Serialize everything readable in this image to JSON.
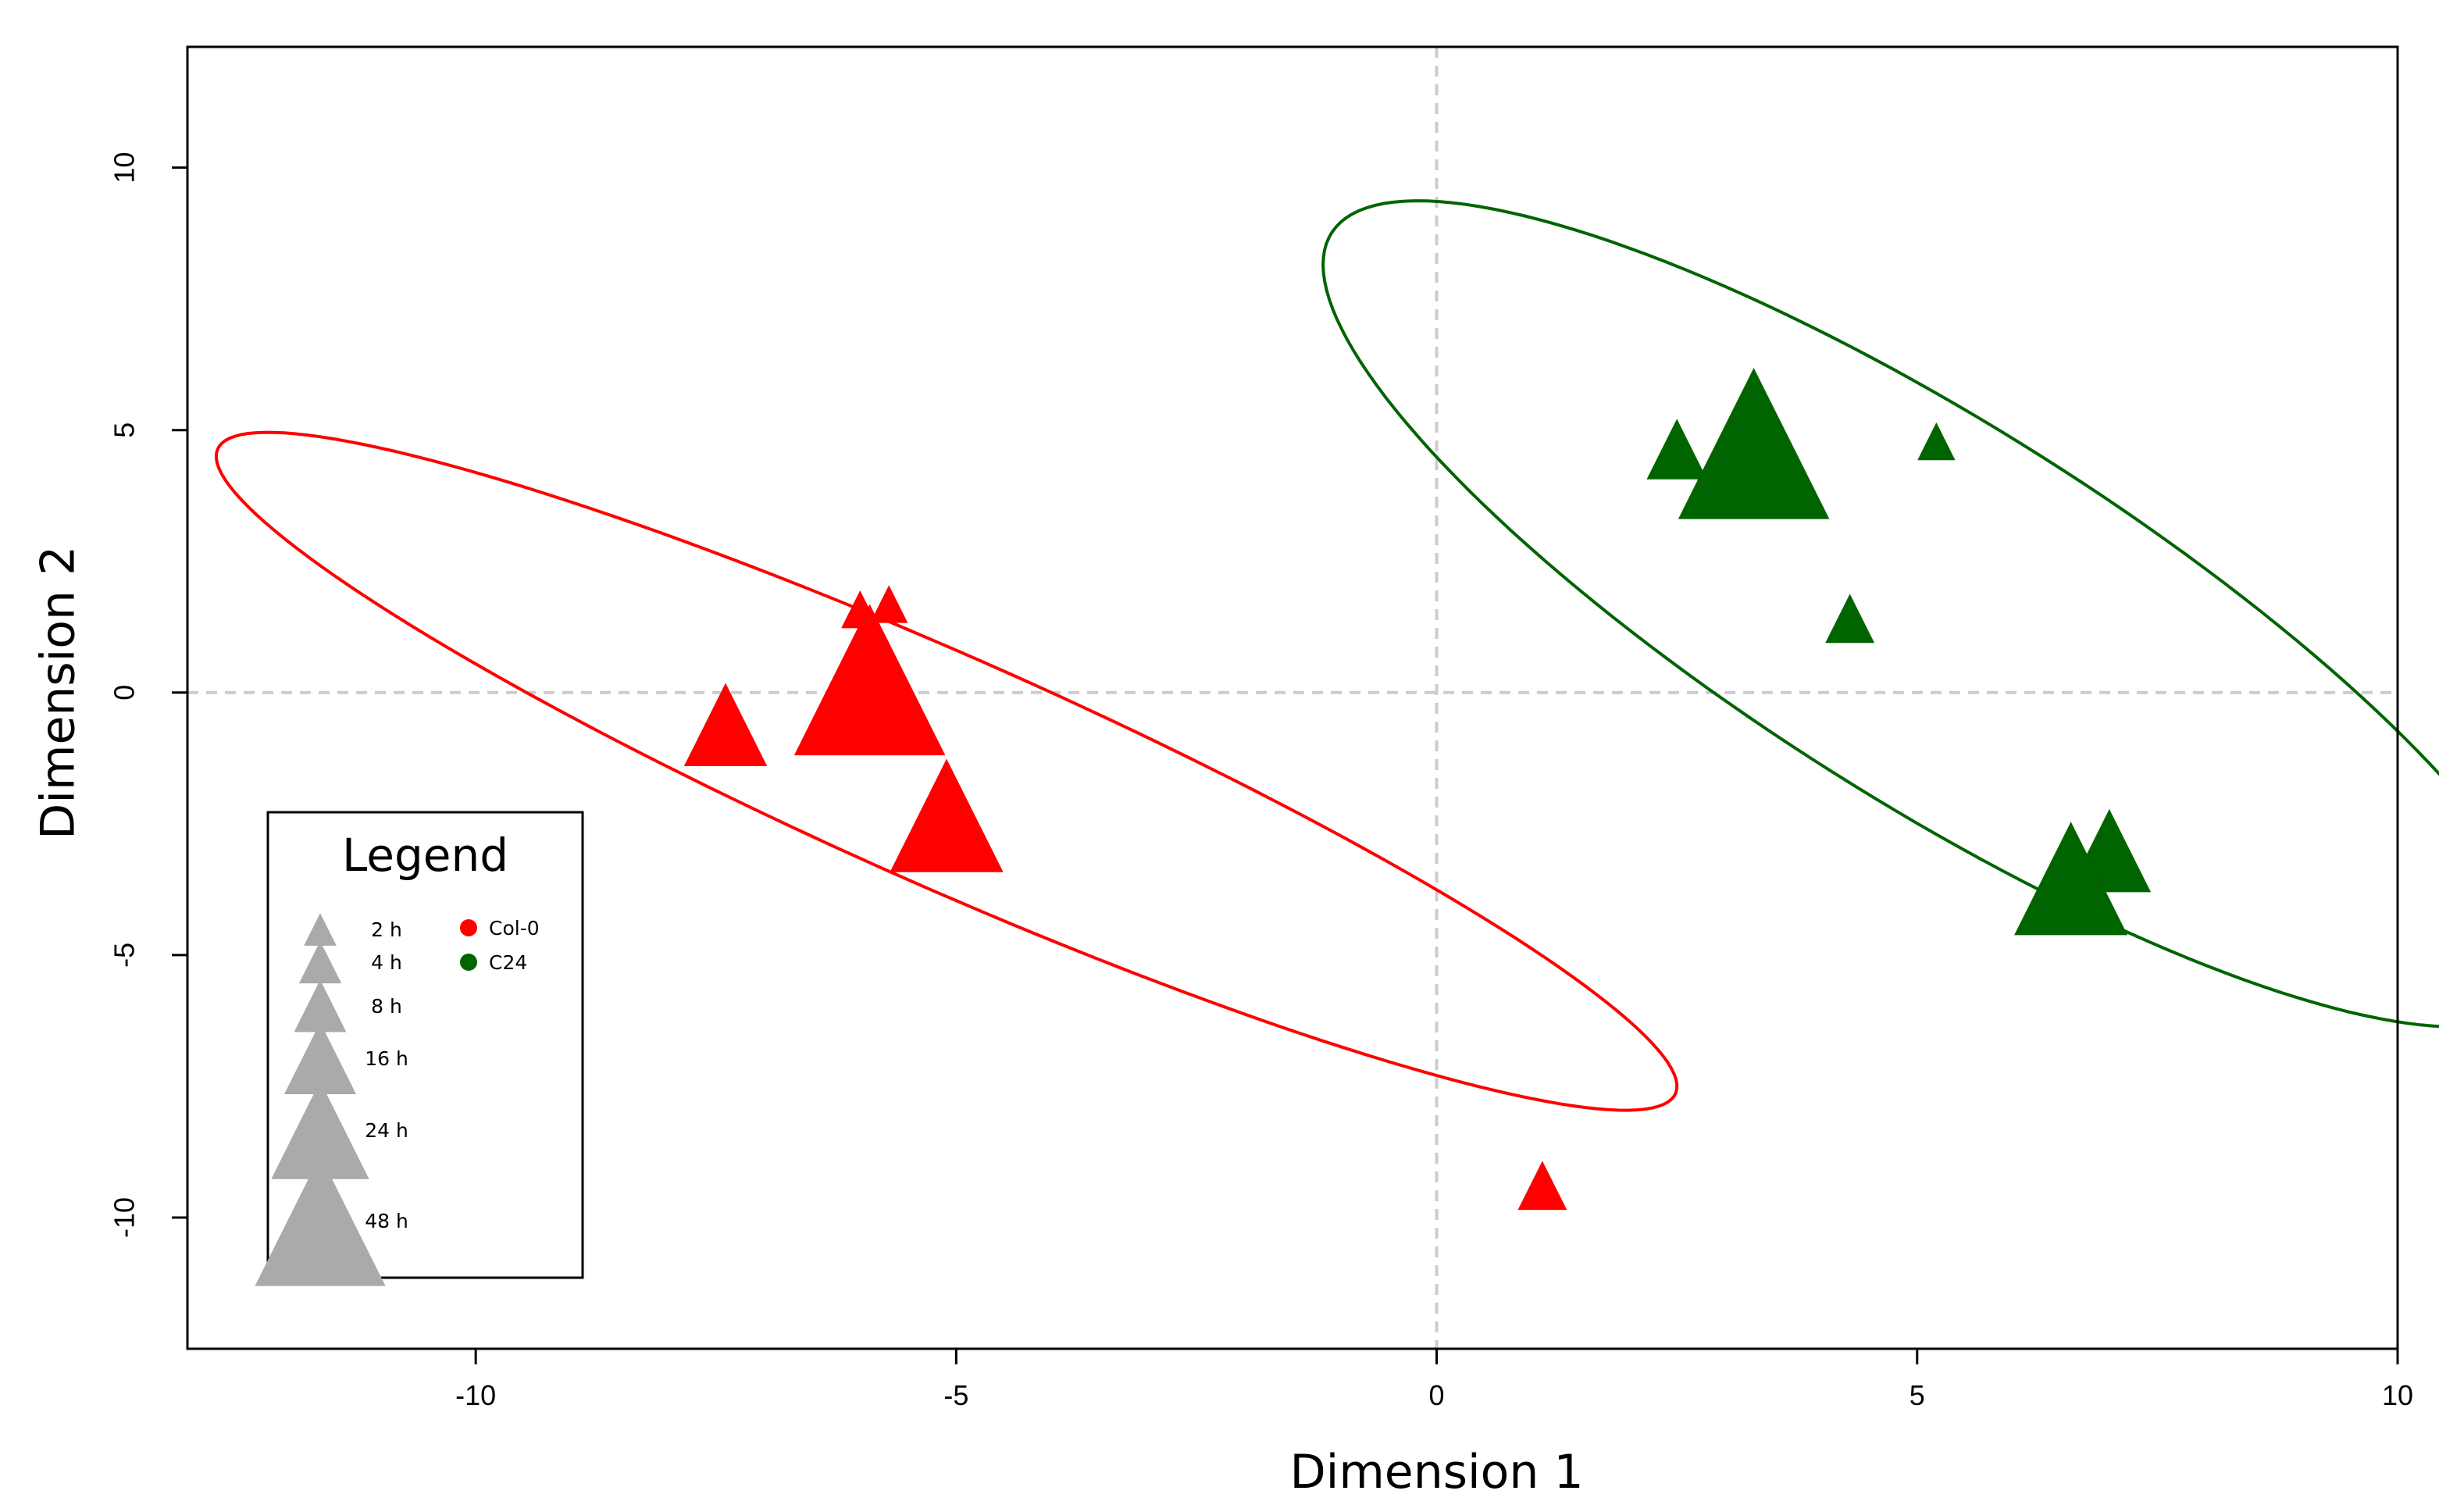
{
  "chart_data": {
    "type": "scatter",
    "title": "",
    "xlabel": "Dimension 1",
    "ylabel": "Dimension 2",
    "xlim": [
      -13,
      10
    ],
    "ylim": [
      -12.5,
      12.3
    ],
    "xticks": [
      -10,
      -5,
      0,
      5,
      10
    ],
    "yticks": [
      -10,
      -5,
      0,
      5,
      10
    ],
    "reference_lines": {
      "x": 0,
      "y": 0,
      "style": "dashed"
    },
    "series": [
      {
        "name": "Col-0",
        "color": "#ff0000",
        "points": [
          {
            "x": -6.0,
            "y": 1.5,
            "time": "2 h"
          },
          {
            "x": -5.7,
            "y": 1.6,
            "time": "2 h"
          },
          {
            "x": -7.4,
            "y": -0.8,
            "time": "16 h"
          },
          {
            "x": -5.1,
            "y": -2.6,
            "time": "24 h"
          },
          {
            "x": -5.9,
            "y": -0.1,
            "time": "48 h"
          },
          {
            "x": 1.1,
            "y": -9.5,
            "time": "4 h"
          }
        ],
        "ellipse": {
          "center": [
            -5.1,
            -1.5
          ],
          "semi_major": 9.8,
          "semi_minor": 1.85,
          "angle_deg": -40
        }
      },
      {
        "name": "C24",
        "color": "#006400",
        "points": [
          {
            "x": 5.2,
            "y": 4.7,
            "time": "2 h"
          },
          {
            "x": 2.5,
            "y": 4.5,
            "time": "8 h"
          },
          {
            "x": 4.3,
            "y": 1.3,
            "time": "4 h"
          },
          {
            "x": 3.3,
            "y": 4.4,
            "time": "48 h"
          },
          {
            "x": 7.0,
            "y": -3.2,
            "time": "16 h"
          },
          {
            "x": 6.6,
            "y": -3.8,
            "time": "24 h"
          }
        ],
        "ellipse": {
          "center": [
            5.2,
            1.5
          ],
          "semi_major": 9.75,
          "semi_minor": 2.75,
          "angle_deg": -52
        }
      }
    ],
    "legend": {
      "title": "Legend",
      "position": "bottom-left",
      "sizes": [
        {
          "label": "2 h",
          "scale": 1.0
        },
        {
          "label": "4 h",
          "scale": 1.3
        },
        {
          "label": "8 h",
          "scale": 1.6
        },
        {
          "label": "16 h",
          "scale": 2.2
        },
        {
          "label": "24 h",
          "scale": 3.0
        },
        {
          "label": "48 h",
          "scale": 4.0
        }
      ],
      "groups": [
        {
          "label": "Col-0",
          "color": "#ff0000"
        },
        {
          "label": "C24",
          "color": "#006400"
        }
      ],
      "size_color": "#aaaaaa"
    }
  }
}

- - - - - - -

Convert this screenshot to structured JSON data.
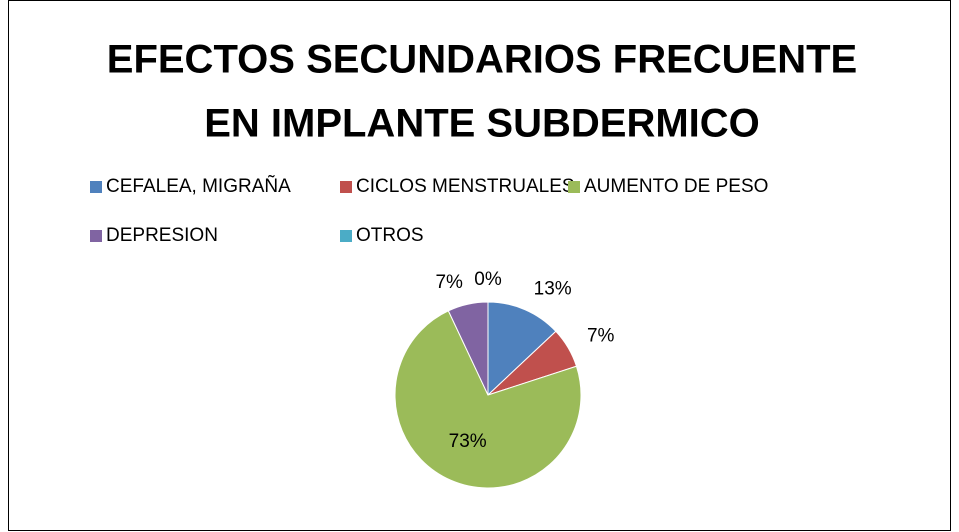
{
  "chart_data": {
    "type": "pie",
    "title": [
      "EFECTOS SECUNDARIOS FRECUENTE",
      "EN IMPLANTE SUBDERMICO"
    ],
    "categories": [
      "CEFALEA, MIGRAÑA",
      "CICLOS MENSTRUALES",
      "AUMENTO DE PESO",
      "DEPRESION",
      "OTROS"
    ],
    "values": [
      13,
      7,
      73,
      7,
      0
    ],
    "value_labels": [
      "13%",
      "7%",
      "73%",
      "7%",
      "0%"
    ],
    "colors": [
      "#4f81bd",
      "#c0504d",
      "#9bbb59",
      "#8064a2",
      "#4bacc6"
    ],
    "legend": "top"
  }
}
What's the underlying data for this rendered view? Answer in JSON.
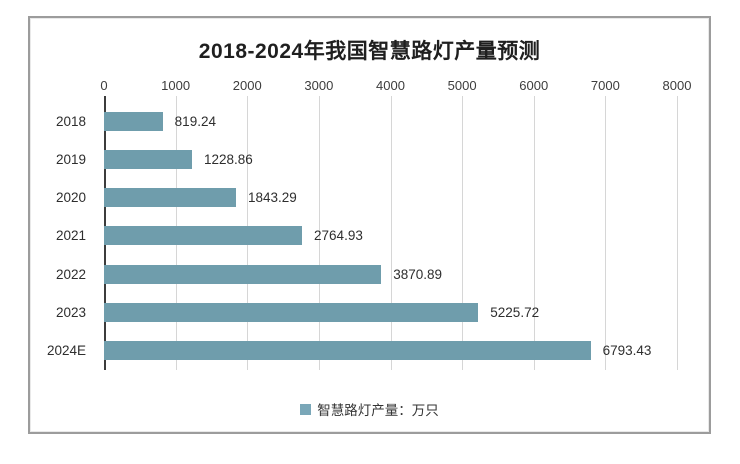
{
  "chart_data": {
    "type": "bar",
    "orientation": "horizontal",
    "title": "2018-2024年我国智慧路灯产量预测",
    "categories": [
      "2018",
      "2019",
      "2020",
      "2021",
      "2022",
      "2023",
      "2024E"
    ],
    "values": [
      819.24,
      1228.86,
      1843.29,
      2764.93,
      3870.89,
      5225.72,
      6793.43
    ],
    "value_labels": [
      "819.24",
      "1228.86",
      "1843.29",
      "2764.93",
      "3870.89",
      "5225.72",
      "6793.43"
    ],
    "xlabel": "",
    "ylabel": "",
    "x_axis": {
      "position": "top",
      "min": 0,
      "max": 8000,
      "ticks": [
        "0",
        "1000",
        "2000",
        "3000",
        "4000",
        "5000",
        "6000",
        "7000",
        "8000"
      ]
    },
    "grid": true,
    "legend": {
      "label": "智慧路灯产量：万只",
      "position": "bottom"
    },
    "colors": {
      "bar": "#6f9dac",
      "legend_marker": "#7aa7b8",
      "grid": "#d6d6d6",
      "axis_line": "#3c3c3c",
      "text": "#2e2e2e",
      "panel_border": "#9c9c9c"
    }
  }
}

- - - - - - -

* TASK BRIEF
Check each line in the listing above for the string "title", then report how many lines contain it, with no other text.

* SOLUTION
4